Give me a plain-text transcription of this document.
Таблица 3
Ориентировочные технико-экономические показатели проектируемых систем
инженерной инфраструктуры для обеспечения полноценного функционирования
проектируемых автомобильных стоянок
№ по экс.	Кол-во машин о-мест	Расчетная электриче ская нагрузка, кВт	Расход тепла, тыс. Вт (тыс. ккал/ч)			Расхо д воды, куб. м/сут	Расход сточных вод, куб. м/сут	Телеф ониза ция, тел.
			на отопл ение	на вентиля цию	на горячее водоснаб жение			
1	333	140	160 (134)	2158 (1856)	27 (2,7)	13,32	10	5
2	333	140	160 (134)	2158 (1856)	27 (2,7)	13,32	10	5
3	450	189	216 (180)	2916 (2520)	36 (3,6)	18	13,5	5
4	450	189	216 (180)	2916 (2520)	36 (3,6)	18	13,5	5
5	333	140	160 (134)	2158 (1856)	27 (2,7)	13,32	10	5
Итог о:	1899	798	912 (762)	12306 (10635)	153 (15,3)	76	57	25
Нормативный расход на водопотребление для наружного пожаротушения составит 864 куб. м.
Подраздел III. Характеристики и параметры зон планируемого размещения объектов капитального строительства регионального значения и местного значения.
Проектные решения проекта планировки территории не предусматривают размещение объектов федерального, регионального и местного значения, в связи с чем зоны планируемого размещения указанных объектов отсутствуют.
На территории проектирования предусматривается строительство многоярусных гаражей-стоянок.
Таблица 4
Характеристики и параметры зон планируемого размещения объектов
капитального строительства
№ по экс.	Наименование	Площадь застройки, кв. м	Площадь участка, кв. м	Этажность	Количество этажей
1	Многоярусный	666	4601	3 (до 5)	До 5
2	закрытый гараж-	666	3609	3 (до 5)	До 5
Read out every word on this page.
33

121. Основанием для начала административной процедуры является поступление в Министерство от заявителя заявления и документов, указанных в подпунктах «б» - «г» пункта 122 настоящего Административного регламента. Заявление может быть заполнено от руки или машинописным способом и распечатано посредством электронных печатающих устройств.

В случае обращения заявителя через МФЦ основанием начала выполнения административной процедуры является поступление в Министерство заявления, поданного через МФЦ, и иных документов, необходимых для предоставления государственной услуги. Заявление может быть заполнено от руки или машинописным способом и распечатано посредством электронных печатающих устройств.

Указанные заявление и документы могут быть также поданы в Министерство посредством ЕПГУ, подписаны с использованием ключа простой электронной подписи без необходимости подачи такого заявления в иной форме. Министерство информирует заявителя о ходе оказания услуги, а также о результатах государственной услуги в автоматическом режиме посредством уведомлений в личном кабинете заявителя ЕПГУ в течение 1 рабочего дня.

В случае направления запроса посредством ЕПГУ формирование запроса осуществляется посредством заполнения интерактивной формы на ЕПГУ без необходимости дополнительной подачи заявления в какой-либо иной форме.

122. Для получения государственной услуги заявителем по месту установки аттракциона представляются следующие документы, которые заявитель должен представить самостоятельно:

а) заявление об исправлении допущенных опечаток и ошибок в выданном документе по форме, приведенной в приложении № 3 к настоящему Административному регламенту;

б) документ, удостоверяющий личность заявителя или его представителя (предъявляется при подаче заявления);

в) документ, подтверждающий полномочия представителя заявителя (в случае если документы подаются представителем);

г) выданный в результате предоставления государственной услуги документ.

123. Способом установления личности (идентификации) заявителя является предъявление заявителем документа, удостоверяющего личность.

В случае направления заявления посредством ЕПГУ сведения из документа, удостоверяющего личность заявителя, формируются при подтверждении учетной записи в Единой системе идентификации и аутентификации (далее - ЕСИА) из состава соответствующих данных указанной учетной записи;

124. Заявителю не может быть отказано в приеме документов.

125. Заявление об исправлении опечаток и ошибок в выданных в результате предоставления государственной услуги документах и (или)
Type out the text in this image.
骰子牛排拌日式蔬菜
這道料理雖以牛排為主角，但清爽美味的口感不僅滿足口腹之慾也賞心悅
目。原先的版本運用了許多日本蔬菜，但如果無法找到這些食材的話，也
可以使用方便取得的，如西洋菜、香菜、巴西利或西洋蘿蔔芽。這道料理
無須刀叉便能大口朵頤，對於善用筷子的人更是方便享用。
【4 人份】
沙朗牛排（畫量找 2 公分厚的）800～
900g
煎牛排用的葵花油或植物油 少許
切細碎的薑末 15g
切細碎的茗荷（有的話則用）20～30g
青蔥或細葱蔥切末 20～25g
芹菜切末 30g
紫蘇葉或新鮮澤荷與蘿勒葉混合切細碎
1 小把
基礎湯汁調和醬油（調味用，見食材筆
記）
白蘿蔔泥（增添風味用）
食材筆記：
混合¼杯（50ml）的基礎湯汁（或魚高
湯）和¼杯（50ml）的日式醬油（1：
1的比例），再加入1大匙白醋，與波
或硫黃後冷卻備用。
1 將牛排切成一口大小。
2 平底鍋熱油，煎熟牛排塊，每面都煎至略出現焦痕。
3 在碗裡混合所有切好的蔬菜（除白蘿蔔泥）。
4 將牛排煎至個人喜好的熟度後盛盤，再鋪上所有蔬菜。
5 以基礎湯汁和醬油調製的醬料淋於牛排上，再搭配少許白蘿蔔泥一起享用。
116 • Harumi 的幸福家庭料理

- **The task**
Restate the data above word for word, please.

- **Response**
Give me a plain-text transcription of this document.
Таблица 3
Ориентировочные технико-экономические показатели проектируемых систем
инженерной инфраструктуры для обеспечения полноценного функционирования
проектируемых автомобильных стоянок
№ по экс.	Кол-во машин о-мест	Расчетная электриче ская нагрузка, кВт	Расход тепла, тыс. Вт (тыс. ккал/ч)			Расхо д воды, куб. м/сут	Расход сточных вод, куб. м/сут	Телеф ониза ция, тел.
			на отопл ение	на вентиля цию	на горячее водоснаб жение			
1	333	140	160 (134)	2158 (1856)	27 (2,7)	13,32	10	5
2	333	140	160 (134)	2158 (1856)	27 (2,7)	13,32	10	5
3	450	189	216 (180)	2916 (2520)	36 (3,6)	18	13,5	5
4	450	189	216 (180)	2916 (2520)	36 (3,6)	18	13,5	5
5	333	140	160 (134)	2158 (1856)	27 (2,7)	13,32	10	5
Итог о:	1899	798	912 (762)	12306 (10635)	153 (15,3)	76	57	25
Нормативный расход на водопотребление для наружного пожаротушения составит 864 куб. м.
Подраздел III. Характеристики и параметры зон планируемого размещения объектов капитального строительства регионального значения и местного значения.
Проектные решения проекта планировки территории не предусматривают размещение объектов федерального, регионального и местного значения, в связи с чем зоны планируемого размещения указанных объектов отсутствуют.
На территории проектирования предусматривается строительство многоярусных гаражей-стоянок.
Таблица 4
Характеристики и параметры зон планируемого размещения объектов
капитального строительства
№ по экс.	Наименование	Площадь застройки, кв. м	Площадь участка, кв. м	Этажность	Количество этажей
1	Многоярусный	666	4601	3 (до 5)	До 5
2	закрытый гараж-	666	3609	3 (до 5)	До 5
Read out every word on this page.
33

121. Основанием для начала административной процедуры является поступление в Министерство от заявителя заявления и документов, указанных в подпунктах «б» - «г» пункта 122 настоящего Административного регламента. Заявление может быть заполнено от руки или машинописным способом и распечатано посредством электронных печатающих устройств.

В случае обращения заявителя через МФЦ основанием начала выполнения административной процедуры является поступление в Министерство заявления, поданного через МФЦ, и иных документов, необходимых для предоставления государственной услуги. Заявление может быть заполнено от руки или машинописным способом и распечатано посредством электронных печатающих устройств.

Указанные заявление и документы могут быть также поданы в Министерство посредством ЕПГУ, подписаны с использованием ключа простой электронной подписи без необходимости подачи такого заявления в иной форме. Министерство информирует заявителя о ходе оказания услуги, а также о результатах государственной услуги в автоматическом режиме посредством уведомлений в личном кабинете заявителя ЕПГУ в течение 1 рабочего дня.

В случае направления запроса посредством ЕПГУ формирование запроса осуществляется посредством заполнения интерактивной формы на ЕПГУ без необходимости дополнительной подачи заявления в какой-либо иной форме.

122. Для получения государственной услуги заявителем по месту установки аттракциона представляются следующие документы, которые заявитель должен представить самостоятельно:

а) заявление об исправлении допущенных опечаток и ошибок в выданном документе по форме, приведенной в приложении № 3 к настоящему Административному регламенту;

б) документ, удостоверяющий личность заявителя или его представителя (предъявляется при подаче заявления);

в) документ, подтверждающий полномочия представителя заявителя (в случае если документы подаются представителем);

г) выданный в результате предоставления государственной услуги документ.

123. Способом установления личности (идентификации) заявителя является предъявление заявителем документа, удостоверяющего личность.

В случае направления заявления посредством ЕПГУ сведения из документа, удостоверяющего личность заявителя, формируются при подтверждении учетной записи в Единой системе идентификации и аутентификации (далее - ЕСИА) из состава соответствующих данных указанной учетной записи;

124. Заявителю не может быть отказано в приеме документов.

125. Заявление об исправлении опечаток и ошибок в выданных в результате предоставления государственной услуги документах и (или)
Type out the text in this image.
骰子牛排拌日式蔬菜
這道料理雖以牛排為主角，但清爽美味的口感不僅滿足口腹之慾也賞心悅
目。原先的版本運用了許多日本蔬菜，但如果無法找到這些食材的話，也
可以使用方便取得的，如西洋菜、香菜、巴西利或西洋蘿蔔芽。這道料理
無須刀叉便能大口朵頤，對於善用筷子的人更是方便享用。
【4 人份】
沙朗牛排（畫量找 2 公分厚的）800～
900g
煎牛排用的葵花油或植物油 少許
切細碎的薑末 15g
切細碎的茗荷（有的話則用）20～30g
青蔥或細葱蔥切末 20～25g
芹菜切末 30g
紫蘇葉或新鮮澤荷與蘿勒葉混合切細碎
1 小把
基礎湯汁調和醬油（調味用，見食材筆
記）
白蘿蔔泥（增添風味用）
食材筆記：
混合¼杯（50ml）的基礎湯汁（或魚高
湯）和¼杯（50ml）的日式醬油（1：
1的比例），再加入1大匙白醋，與波
或硫黃後冷卻備用。
1 將牛排切成一口大小。
2 平底鍋熱油，煎熟牛排塊，每面都煎至略出現焦痕。
3 在碗裡混合所有切好的蔬菜（除白蘿蔔泥）。
4 將牛排煎至個人喜好的熟度後盛盤，再鋪上所有蔬菜。
5 以基礎湯汁和醬油調製的醬料淋於牛排上，再搭配少許白蘿蔔泥一起享用。
116 • Harumi 的幸福家庭料理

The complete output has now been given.